— start of Data listing —

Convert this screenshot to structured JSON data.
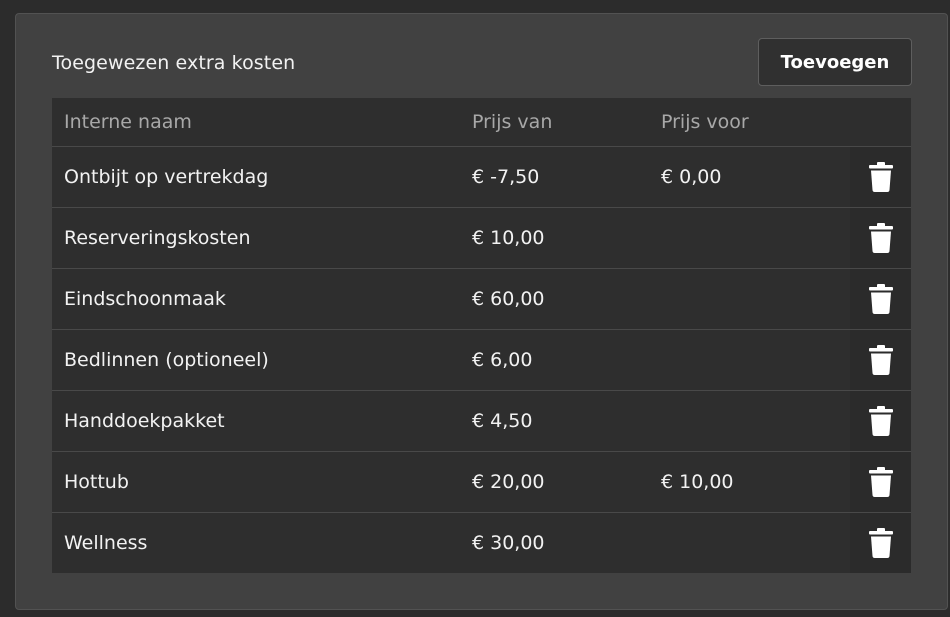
{
  "panel": {
    "title": "Toegewezen extra kosten",
    "add_label": "Toevoegen"
  },
  "table": {
    "headers": {
      "name": "Interne naam",
      "price_from": "Prijs van",
      "price_to": "Prijs voor"
    },
    "rows": [
      {
        "name": "Ontbijt op vertrekdag",
        "price_from": "€ -7,50",
        "price_to": "€ 0,00",
        "action_icon": "trash-icon"
      },
      {
        "name": "Reserveringskosten",
        "price_from": "€ 10,00",
        "price_to": "",
        "action_icon": "trash-icon"
      },
      {
        "name": "Eindschoonmaak",
        "price_from": "€ 60,00",
        "price_to": "",
        "action_icon": "trash-icon"
      },
      {
        "name": "Bedlinnen (optioneel)",
        "price_from": "€ 6,00",
        "price_to": "",
        "action_icon": "trash-icon"
      },
      {
        "name": "Handdoekpakket",
        "price_from": "€ 4,50",
        "price_to": "",
        "action_icon": "trash-icon"
      },
      {
        "name": "Hottub",
        "price_from": "€ 20,00",
        "price_to": "€ 10,00",
        "action_icon": "trash-icon"
      },
      {
        "name": "Wellness",
        "price_from": "€ 30,00",
        "price_to": "",
        "action_icon": "trash-icon"
      }
    ]
  },
  "colors": {
    "background": "#2c2c2c",
    "panel": "#414141",
    "row": "#2e2e2e",
    "text": "#f2f2f2",
    "header_text": "#a8a8a8"
  }
}
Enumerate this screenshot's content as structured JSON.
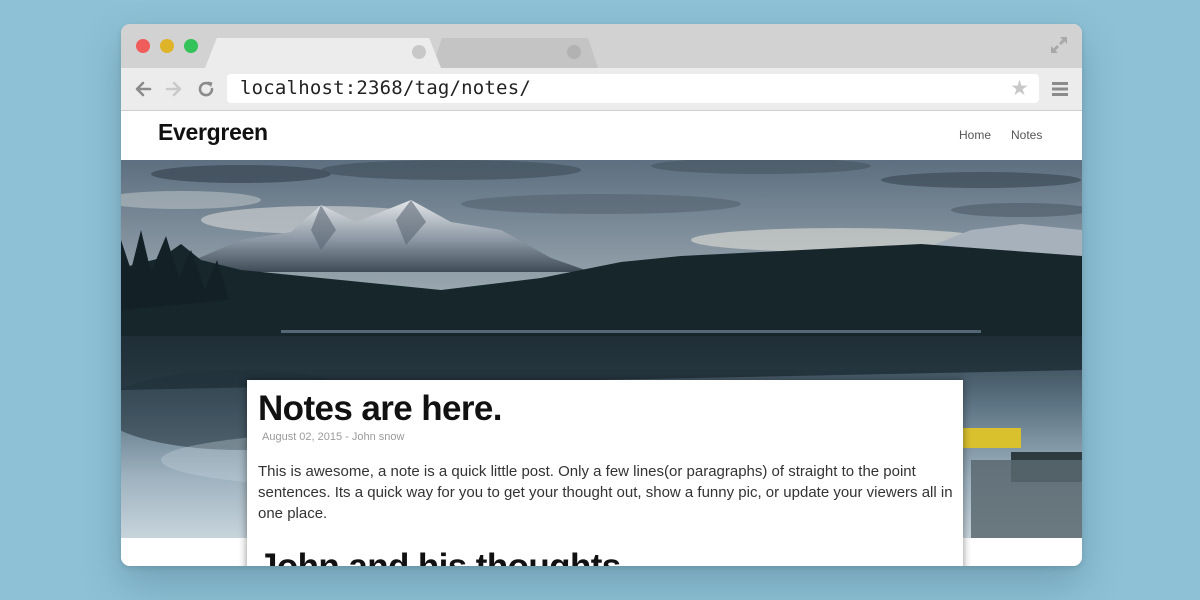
{
  "browser": {
    "url": "localhost:2368/tag/notes/",
    "icons": {
      "back": "arrow-left-icon",
      "forward": "arrow-right-icon",
      "reload": "reload-icon",
      "bookmark": "star-icon",
      "menu": "hamburger-menu-icon",
      "expand": "fullscreen-expand-icon"
    },
    "star_glyph": "★"
  },
  "site": {
    "title": "Evergreen",
    "nav": [
      "Home",
      "Notes"
    ]
  },
  "posts": [
    {
      "title": "Notes are here.",
      "meta": "August 02, 2015 - John snow",
      "body": "This is awesome, a note is a quick little post. Only a few lines(or paragraphs) of straight to the point sentences. Its a quick way for you to get your thought out, show a funny pic, or update your viewers all in one place."
    },
    {
      "title": "John and his thoughts"
    }
  ],
  "colors": {
    "background": "#8ec1d6",
    "window_chrome": "#d2d2d2",
    "toolbar": "#ececec",
    "traffic_red": "#ee5c5b",
    "traffic_yellow": "#e0b428",
    "traffic_green": "#34c25a"
  }
}
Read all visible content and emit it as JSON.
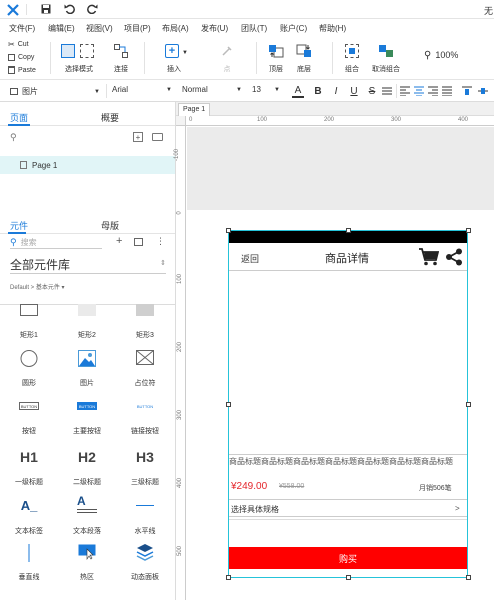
{
  "title_bar": {
    "title_partial": "无"
  },
  "menu": [
    "文件(F)",
    "编辑(E)",
    "视图(V)",
    "项目(P)",
    "布局(A)",
    "发布(U)",
    "团队(T)",
    "账户(C)",
    "帮助(H)"
  ],
  "clipboard": {
    "cut": "Cut",
    "copy": "Copy",
    "paste": "Paste"
  },
  "toolbar": {
    "select_mode": "选择模式",
    "connect": "连接",
    "insert": "插入",
    "point": "点",
    "top": "顶层",
    "bottom": "底层",
    "group": "组合",
    "ungroup": "取消组合",
    "zoom": "100%"
  },
  "format": {
    "element_type": "图片",
    "font": "Arial",
    "style": "Normal",
    "size": "13"
  },
  "pages_panel": {
    "tab_pages": "页面",
    "tab_outline": "概要",
    "page1": "Page 1"
  },
  "library_panel": {
    "tab_widgets": "元件",
    "tab_masters": "母版",
    "search_placeholder": "搜索",
    "library_name": "全部元件库",
    "breadcrumb": "Default > 基本元件 ▾",
    "items": [
      {
        "label": "矩形1",
        "icon": "rect1-icon"
      },
      {
        "label": "矩形2",
        "icon": "rect2-icon"
      },
      {
        "label": "矩形3",
        "icon": "rect3-icon"
      },
      {
        "label": "圆形",
        "icon": "circle-icon"
      },
      {
        "label": "图片",
        "icon": "image-icon"
      },
      {
        "label": "占位符",
        "icon": "placeholder-icon"
      },
      {
        "label": "按钮",
        "icon": "button-icon",
        "inner": "BUTTON"
      },
      {
        "label": "主要按钮",
        "icon": "primary-button-icon",
        "inner": "BUTTON"
      },
      {
        "label": "链接按钮",
        "icon": "link-button-icon",
        "inner": "BUTTON"
      },
      {
        "label": "一级标题",
        "icon": "h1-icon",
        "inner": "H1"
      },
      {
        "label": "二级标题",
        "icon": "h2-icon",
        "inner": "H2"
      },
      {
        "label": "三级标题",
        "icon": "h3-icon",
        "inner": "H3"
      },
      {
        "label": "文本标签",
        "icon": "text-label-icon",
        "inner": "A_"
      },
      {
        "label": "文本段落",
        "icon": "paragraph-icon",
        "inner": "A"
      },
      {
        "label": "水平线",
        "icon": "hline-icon"
      },
      {
        "label": "垂直线",
        "icon": "vline-icon"
      },
      {
        "label": "热区",
        "icon": "hotspot-icon"
      },
      {
        "label": "动态面板",
        "icon": "dynamic-panel-icon"
      }
    ]
  },
  "canvas_tab": "Page 1",
  "ruler": {
    "h": [
      "0",
      "100",
      "200",
      "300",
      "400"
    ],
    "v": [
      "-100",
      "0",
      "100",
      "200",
      "300",
      "400",
      "500"
    ]
  },
  "mockup": {
    "back": "返回",
    "title": "商品详情",
    "product_title": "商品标题商品标题商品标题商品标题商品标题商品标题商品标题",
    "price": "¥249.00",
    "old_price": "¥558.00",
    "sales": "月销506笔",
    "spec": "选择具体规格",
    "spec_arrow": ">",
    "buy": "购买"
  },
  "colors": {
    "accent": "#1a7ad9",
    "buy_red": "#ff0000",
    "price_red": "#e4262b",
    "selection": "#25c3d9"
  }
}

— end of Data listing —

[Written problem]: Copy each line in full and exactly, omitting any picture.

[Finished task]:
Convert this screenshot to structured JSON data.
{
  "panel": {
    "title": "Toegewezen extra kosten",
    "add_label": "Toevoegen"
  },
  "table": {
    "headers": {
      "name": "Interne naam",
      "price_from": "Prijs van",
      "price_to": "Prijs voor"
    },
    "rows": [
      {
        "name": "Ontbijt op vertrekdag",
        "price_from": "€ -7,50",
        "price_to": "€ 0,00",
        "action_icon": "trash-icon"
      },
      {
        "name": "Reserveringskosten",
        "price_from": "€ 10,00",
        "price_to": "",
        "action_icon": "trash-icon"
      },
      {
        "name": "Eindschoonmaak",
        "price_from": "€ 60,00",
        "price_to": "",
        "action_icon": "trash-icon"
      },
      {
        "name": "Bedlinnen (optioneel)",
        "price_from": "€ 6,00",
        "price_to": "",
        "action_icon": "trash-icon"
      },
      {
        "name": "Handdoekpakket",
        "price_from": "€ 4,50",
        "price_to": "",
        "action_icon": "trash-icon"
      },
      {
        "name": "Hottub",
        "price_from": "€ 20,00",
        "price_to": "€ 10,00",
        "action_icon": "trash-icon"
      },
      {
        "name": "Wellness",
        "price_from": "€ 30,00",
        "price_to": "",
        "action_icon": "trash-icon"
      }
    ]
  },
  "colors": {
    "background": "#2c2c2c",
    "panel": "#414141",
    "row": "#2e2e2e",
    "text": "#f2f2f2",
    "header_text": "#a8a8a8"
  }
}
Enumerate this screenshot's content as structured JSON.
{
  "browser": {
    "url": "localhost:2368/tag/notes/",
    "icons": {
      "back": "arrow-left-icon",
      "forward": "arrow-right-icon",
      "reload": "reload-icon",
      "bookmark": "star-icon",
      "menu": "hamburger-menu-icon",
      "expand": "fullscreen-expand-icon"
    },
    "star_glyph": "★"
  },
  "site": {
    "title": "Evergreen",
    "nav": [
      "Home",
      "Notes"
    ]
  },
  "posts": [
    {
      "title": "Notes are here.",
      "meta": "August 02, 2015 - John snow",
      "body": "This is awesome, a note is a quick little post. Only a few lines(or paragraphs) of straight to the point sentences. Its a quick way for you to get your thought out, show a funny pic, or update your viewers all in one place."
    },
    {
      "title": "John and his thoughts"
    }
  ],
  "colors": {
    "background": "#8ec1d6",
    "window_chrome": "#d2d2d2",
    "toolbar": "#ececec",
    "traffic_red": "#ee5c5b",
    "traffic_yellow": "#e0b428",
    "traffic_green": "#34c25a"
  }
}
Read all visible content and emit it as JSON.
{
  "title_bar": {
    "title_partial": "无"
  },
  "menu": [
    "文件(F)",
    "编辑(E)",
    "视图(V)",
    "项目(P)",
    "布局(A)",
    "发布(U)",
    "团队(T)",
    "账户(C)",
    "帮助(H)"
  ],
  "clipboard": {
    "cut": "Cut",
    "copy": "Copy",
    "paste": "Paste"
  },
  "toolbar": {
    "select_mode": "选择模式",
    "connect": "连接",
    "insert": "插入",
    "point": "点",
    "top": "顶层",
    "bottom": "底层",
    "group": "组合",
    "ungroup": "取消组合",
    "zoom": "100%"
  },
  "format": {
    "element_type": "图片",
    "font": "Arial",
    "style": "Normal",
    "size": "13"
  },
  "pages_panel": {
    "tab_pages": "页面",
    "tab_outline": "概要",
    "page1": "Page 1"
  },
  "library_panel": {
    "tab_widgets": "元件",
    "tab_masters": "母版",
    "search_placeholder": "搜索",
    "library_name": "全部元件库",
    "breadcrumb": "Default > 基本元件 ▾",
    "items": [
      {
        "label": "矩形1",
        "icon": "rect1-icon"
      },
      {
        "label": "矩形2",
        "icon": "rect2-icon"
      },
      {
        "label": "矩形3",
        "icon": "rect3-icon"
      },
      {
        "label": "圆形",
        "icon": "circle-icon"
      },
      {
        "label": "图片",
        "icon": "image-icon"
      },
      {
        "label": "占位符",
        "icon": "placeholder-icon"
      },
      {
        "label": "按钮",
        "icon": "button-icon",
        "inner": "BUTTON"
      },
      {
        "label": "主要按钮",
        "icon": "primary-button-icon",
        "inner": "BUTTON"
      },
      {
        "label": "链接按钮",
        "icon": "link-button-icon",
        "inner": "BUTTON"
      },
      {
        "label": "一级标题",
        "icon": "h1-icon",
        "inner": "H1"
      },
      {
        "label": "二级标题",
        "icon": "h2-icon",
        "inner": "H2"
      },
      {
        "label": "三级标题",
        "icon": "h3-icon",
        "inner": "H3"
      },
      {
        "label": "文本标签",
        "icon": "text-label-icon",
        "inner": "A_"
      },
      {
        "label": "文本段落",
        "icon": "paragraph-icon",
        "inner": "A"
      },
      {
        "label": "水平线",
        "icon": "hline-icon"
      },
      {
        "label": "垂直线",
        "icon": "vline-icon"
      },
      {
        "label": "热区",
        "icon": "hotspot-icon"
      },
      {
        "label": "动态面板",
        "icon": "dynamic-panel-icon"
      }
    ]
  },
  "canvas_tab": "Page 1",
  "ruler": {
    "h": [
      "0",
      "100",
      "200",
      "300",
      "400"
    ],
    "v": [
      "-100",
      "0",
      "100",
      "200",
      "300",
      "400",
      "500"
    ]
  },
  "mockup": {
    "back": "返回",
    "title": "商品详情",
    "product_title": "商品标题商品标题商品标题商品标题商品标题商品标题商品标题",
    "price": "¥249.00",
    "old_price": "¥558.00",
    "sales": "月销506笔",
    "spec": "选择具体规格",
    "spec_arrow": ">",
    "buy": "购买"
  },
  "colors": {
    "accent": "#1a7ad9",
    "buy_red": "#ff0000",
    "price_red": "#e4262b",
    "selection": "#25c3d9"
  }
}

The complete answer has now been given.